▶ [Material shown]
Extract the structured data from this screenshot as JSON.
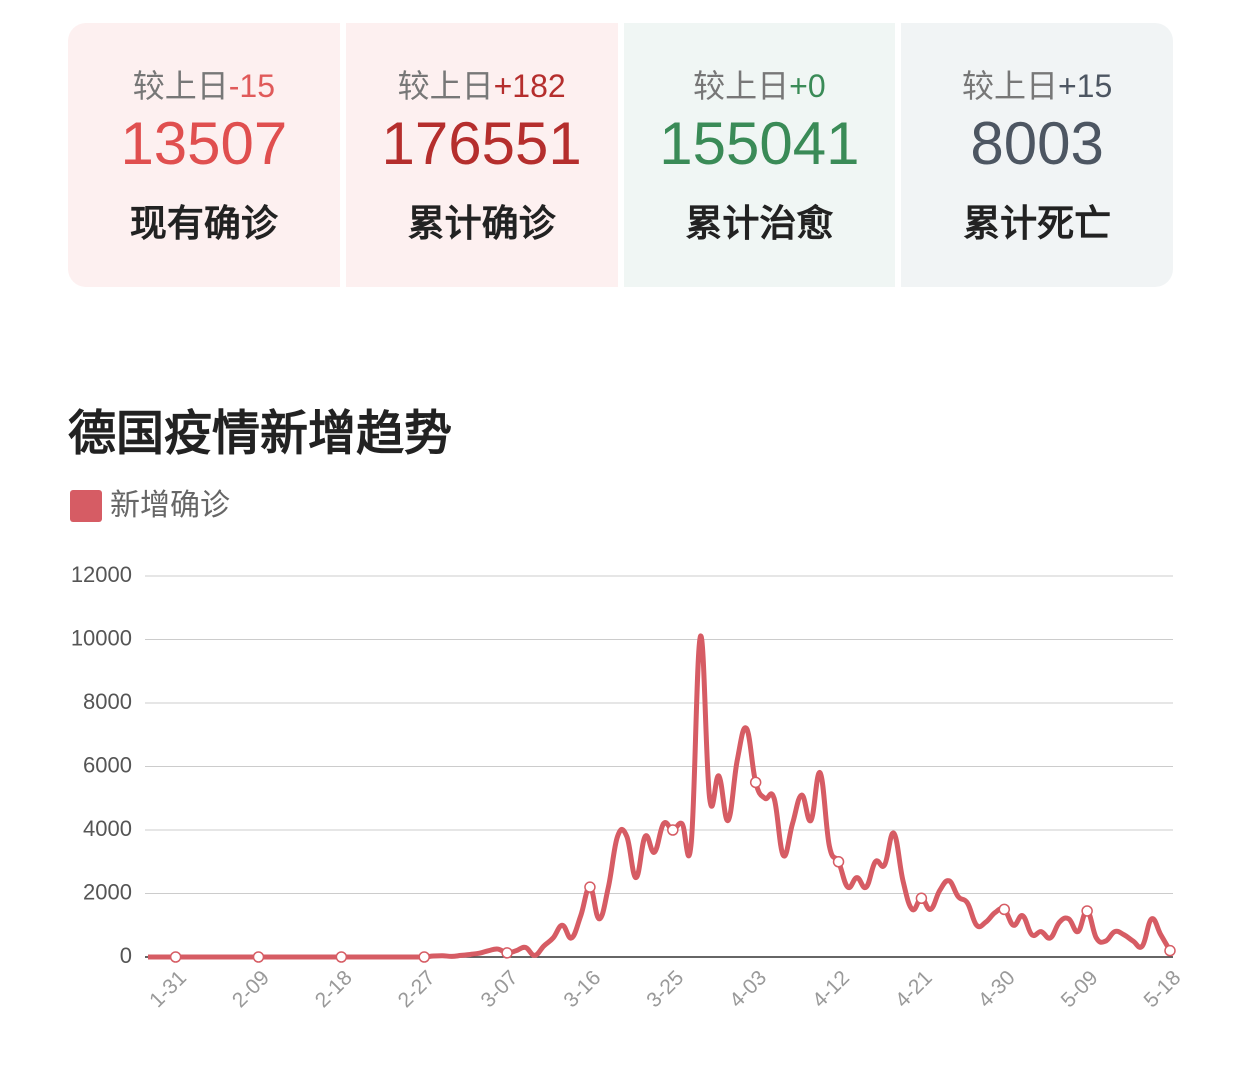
{
  "cards": [
    {
      "change_label": "较上日",
      "change": "-15",
      "value": "13507",
      "name": "现有确诊",
      "bg": "#fdf0f0",
      "value_color": "#e04f4f",
      "change_color": "#e05a5a"
    },
    {
      "change_label": "较上日",
      "change": "+182",
      "value": "176551",
      "name": "累计确诊",
      "bg": "#fdf0f0",
      "value_color": "#b52e2d",
      "change_color": "#b52e2d"
    },
    {
      "change_label": "较上日",
      "change": "+0",
      "value": "155041",
      "name": "累计治愈",
      "bg": "#f0f6f4",
      "value_color": "#3a8b57",
      "change_color": "#3a8b57"
    },
    {
      "change_label": "较上日",
      "change": "+15",
      "value": "8003",
      "name": "累计死亡",
      "bg": "#f1f4f5",
      "value_color": "#4d5662",
      "change_color": "#4d5662"
    }
  ],
  "chart_data": {
    "type": "line",
    "title": "德国疫情新增趋势",
    "categories": [
      null,
      null,
      null,
      "1-31",
      null,
      null,
      null,
      null,
      null,
      null,
      null,
      null,
      "2-09",
      null,
      null,
      null,
      null,
      null,
      null,
      null,
      null,
      "2-18",
      null,
      null,
      null,
      null,
      null,
      null,
      null,
      null,
      "2-27",
      null,
      null,
      null,
      null,
      null,
      null,
      null,
      null,
      "3-07",
      null,
      null,
      null,
      null,
      null,
      null,
      null,
      null,
      "3-16",
      null,
      null,
      null,
      null,
      null,
      null,
      null,
      null,
      "3-25",
      null,
      null,
      null,
      null,
      null,
      null,
      null,
      null,
      "4-03",
      null,
      null,
      null,
      null,
      null,
      null,
      null,
      null,
      "4-12",
      null,
      null,
      null,
      null,
      null,
      null,
      null,
      null,
      "4-21",
      null,
      null,
      null,
      null,
      null,
      null,
      null,
      null,
      "4-30",
      null,
      null,
      null,
      null,
      null,
      null,
      null,
      null,
      "5-09",
      null,
      null,
      null,
      null,
      null,
      null,
      null,
      null,
      "5-18"
    ],
    "series": [
      {
        "name": "新增确诊",
        "color": "#d65c64",
        "values": [
          0,
          0,
          0,
          0,
          0,
          0,
          0,
          0,
          0,
          0,
          0,
          0,
          0,
          0,
          0,
          0,
          0,
          0,
          0,
          0,
          0,
          0,
          0,
          0,
          0,
          0,
          0,
          0,
          0,
          0,
          0,
          30,
          40,
          20,
          50,
          80,
          120,
          200,
          250,
          130,
          200,
          300,
          50,
          350,
          600,
          1000,
          600,
          1300,
          2200,
          1200,
          2200,
          3800,
          3800,
          2500,
          3800,
          3300,
          4200,
          4000,
          4200,
          3600,
          10100,
          5000,
          5700,
          4300,
          6200,
          7200,
          5500,
          5000,
          5000,
          3200,
          4200,
          5100,
          4300,
          5800,
          3500,
          3000,
          2200,
          2500,
          2200,
          3000,
          2900,
          3900,
          2400,
          1500,
          1850,
          1500,
          2100,
          2400,
          1900,
          1700,
          1000,
          1100,
          1400,
          1500,
          1000,
          1300,
          700,
          800,
          600,
          1100,
          1200,
          800,
          1450,
          600,
          500,
          800,
          700,
          500,
          350,
          1200,
          700,
          200
        ]
      }
    ],
    "ylim": [
      0,
      12000
    ],
    "yticks": [
      0,
      2000,
      4000,
      6000,
      8000,
      10000,
      12000
    ],
    "grid": true
  }
}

▶ [Work instructions]
Find the lines that include the string "name", then copy each of them.

▶ [Answer in full]
      "name": "现有确诊",
      "name": "累计确诊",
      "name": "累计治愈",
      "name": "累计死亡",
        "name": "新增确诊",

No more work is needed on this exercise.